(Exercise) Identify and reproduce every line holding the string "cyclist".
_ _ _ _
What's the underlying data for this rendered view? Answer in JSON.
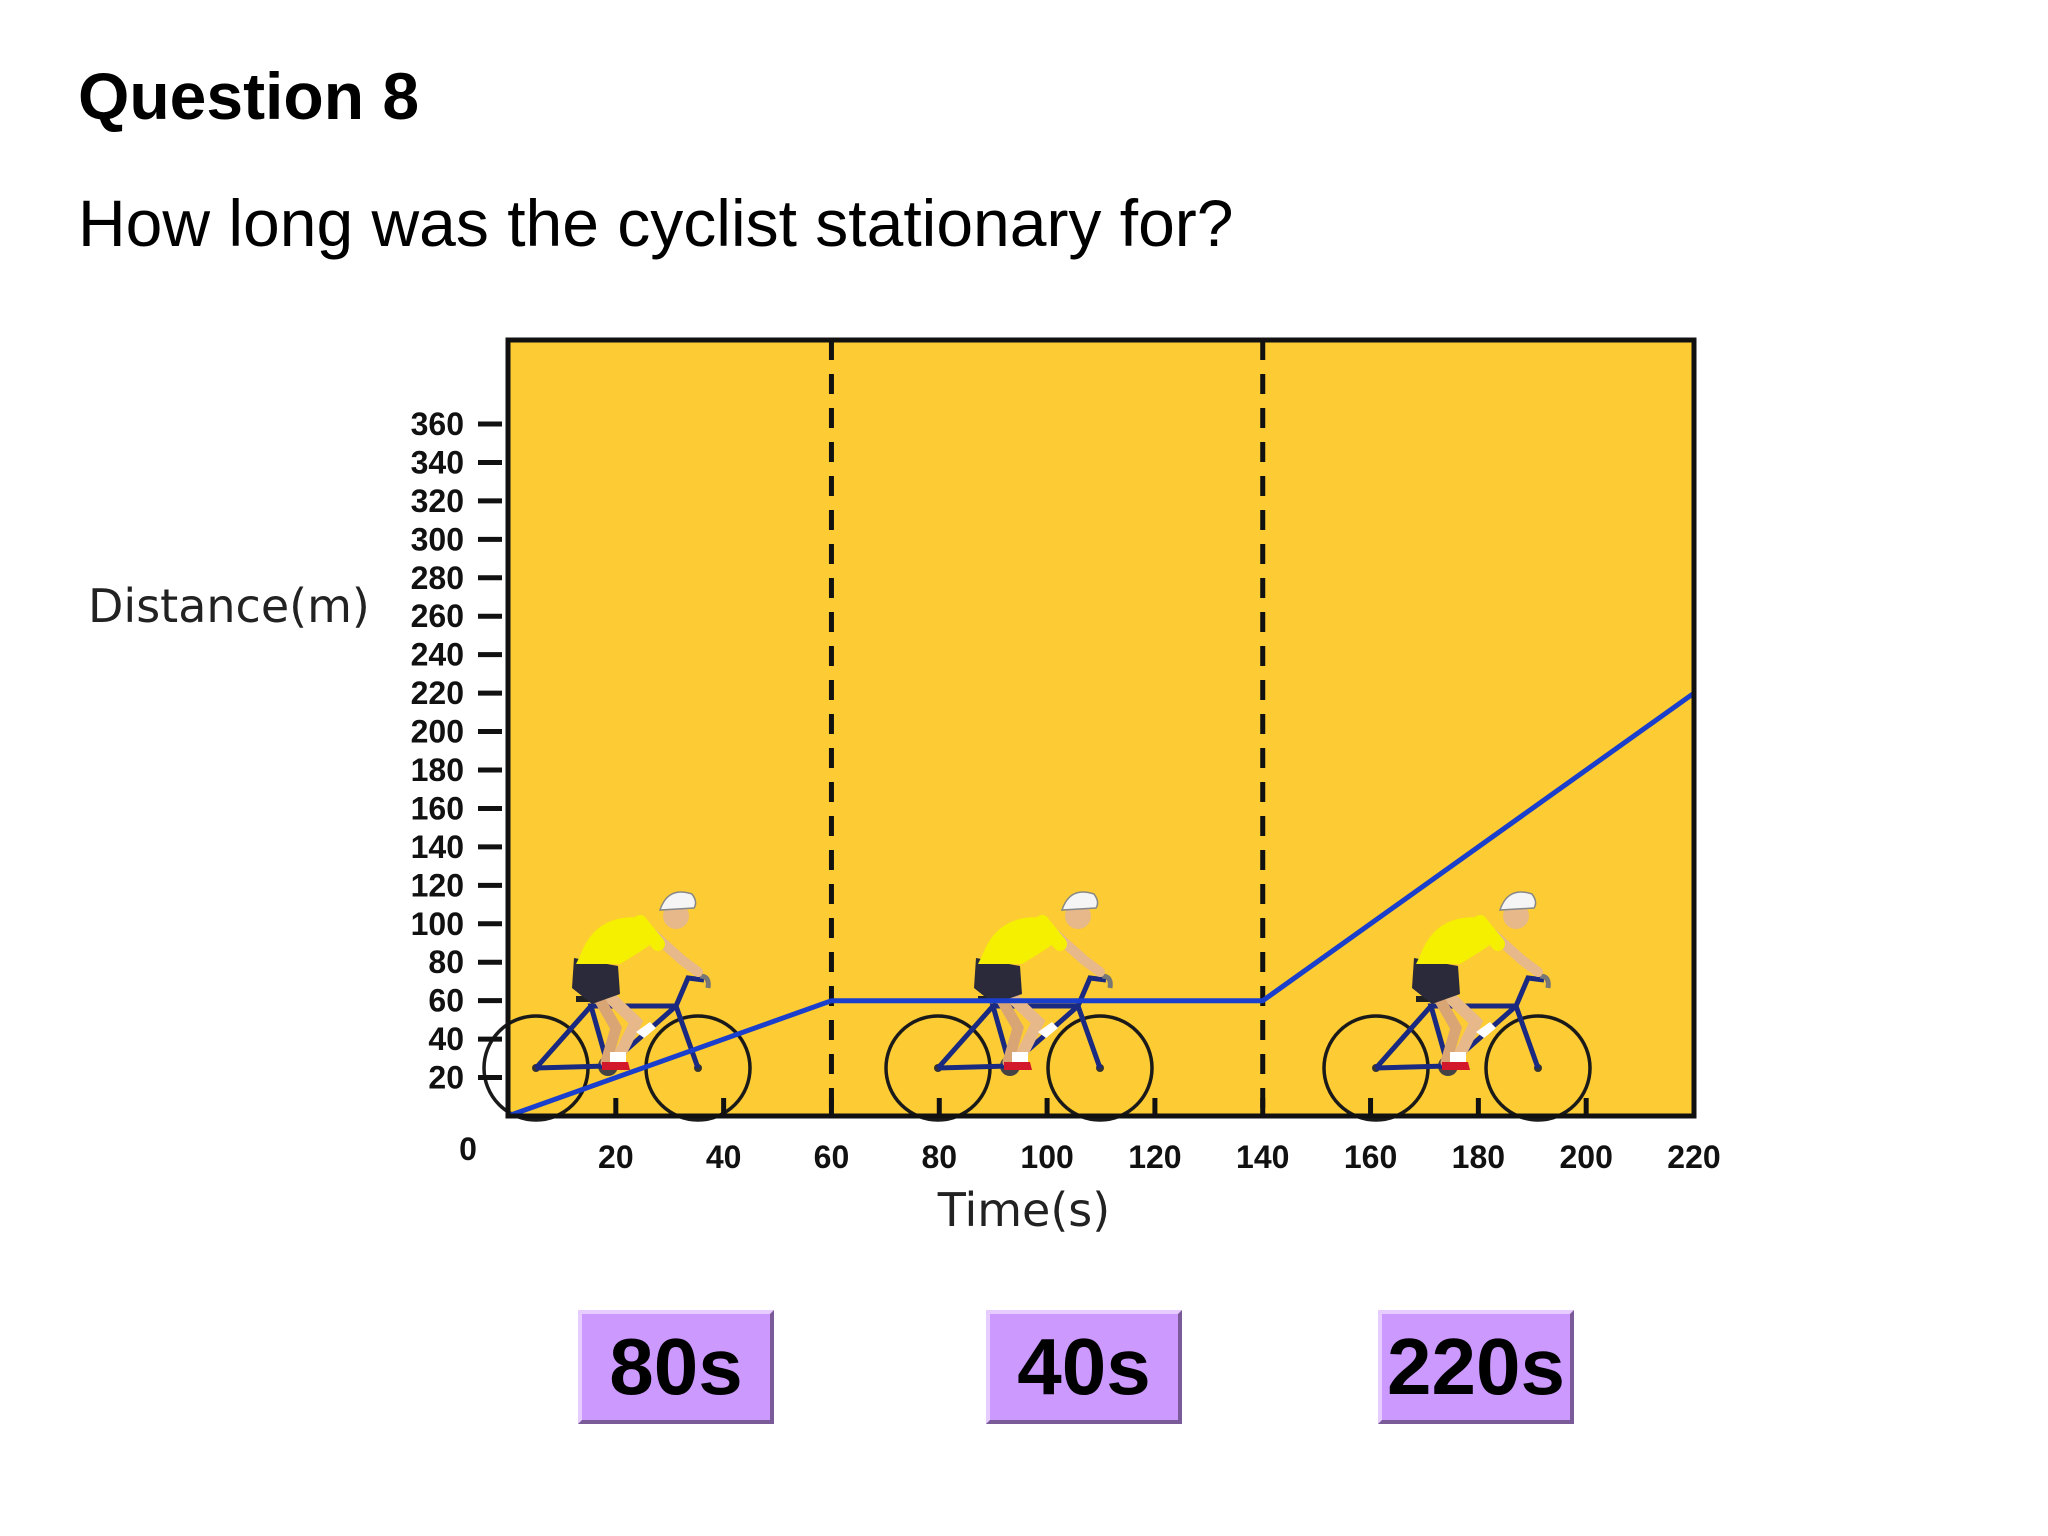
{
  "question": {
    "title": "Question 8",
    "text": "How long was the cyclist stationary for?"
  },
  "answers": [
    {
      "label": "80s"
    },
    {
      "label": "40s"
    },
    {
      "label": "220s"
    }
  ],
  "colors": {
    "plot_background": "#fdcb33",
    "line": "#1a3fcc",
    "button": "#cc99ff"
  },
  "chart_data": {
    "type": "line",
    "xlabel": "Time(s)",
    "ylabel": "Distance(m)",
    "xlim": [
      0,
      220
    ],
    "ylim": [
      0,
      380
    ],
    "x_ticks": [
      20,
      40,
      60,
      80,
      100,
      120,
      140,
      160,
      180,
      200,
      220
    ],
    "y_ticks": [
      20,
      40,
      60,
      80,
      100,
      120,
      140,
      160,
      180,
      200,
      220,
      240,
      260,
      280,
      300,
      320,
      340,
      360
    ],
    "origin_label": "0",
    "grid": false,
    "dashed_verticals_x": [
      60,
      140
    ],
    "series": [
      {
        "x": [
          0,
          60,
          140,
          220
        ],
        "y": [
          0,
          60,
          60,
          220
        ]
      }
    ],
    "decorations": [
      "cyclist-icon",
      "cyclist-icon",
      "cyclist-icon"
    ]
  }
}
_ _ _ _
(Output)
    "text": "How long was the cyclist stationary for?"
      "cyclist-icon",
      "cyclist-icon",
      "cyclist-icon"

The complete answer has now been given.